──────── Recorded information ────────

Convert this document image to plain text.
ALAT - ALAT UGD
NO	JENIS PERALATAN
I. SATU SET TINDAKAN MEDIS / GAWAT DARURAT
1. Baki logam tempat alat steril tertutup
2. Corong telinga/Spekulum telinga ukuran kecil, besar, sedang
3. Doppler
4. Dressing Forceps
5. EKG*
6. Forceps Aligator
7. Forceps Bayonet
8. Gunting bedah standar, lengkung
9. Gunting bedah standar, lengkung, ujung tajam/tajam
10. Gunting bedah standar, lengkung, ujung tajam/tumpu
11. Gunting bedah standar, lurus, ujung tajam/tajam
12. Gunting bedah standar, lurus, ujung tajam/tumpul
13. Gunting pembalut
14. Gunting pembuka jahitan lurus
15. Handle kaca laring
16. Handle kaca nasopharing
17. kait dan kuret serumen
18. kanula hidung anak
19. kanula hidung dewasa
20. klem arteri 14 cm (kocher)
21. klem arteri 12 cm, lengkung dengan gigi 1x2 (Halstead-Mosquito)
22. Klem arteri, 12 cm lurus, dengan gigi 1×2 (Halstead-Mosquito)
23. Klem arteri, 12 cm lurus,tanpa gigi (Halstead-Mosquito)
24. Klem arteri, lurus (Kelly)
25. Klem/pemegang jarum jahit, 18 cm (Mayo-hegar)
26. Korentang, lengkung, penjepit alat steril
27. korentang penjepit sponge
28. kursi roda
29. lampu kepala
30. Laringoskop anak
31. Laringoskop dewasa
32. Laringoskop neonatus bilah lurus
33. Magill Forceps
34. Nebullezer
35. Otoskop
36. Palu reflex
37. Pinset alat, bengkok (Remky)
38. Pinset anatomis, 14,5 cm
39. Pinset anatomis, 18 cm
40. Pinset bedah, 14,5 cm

────────

> Exercise task: Work through the listing above and report how many lines include the string "kaca", with no other text.

> Finished exercise: 2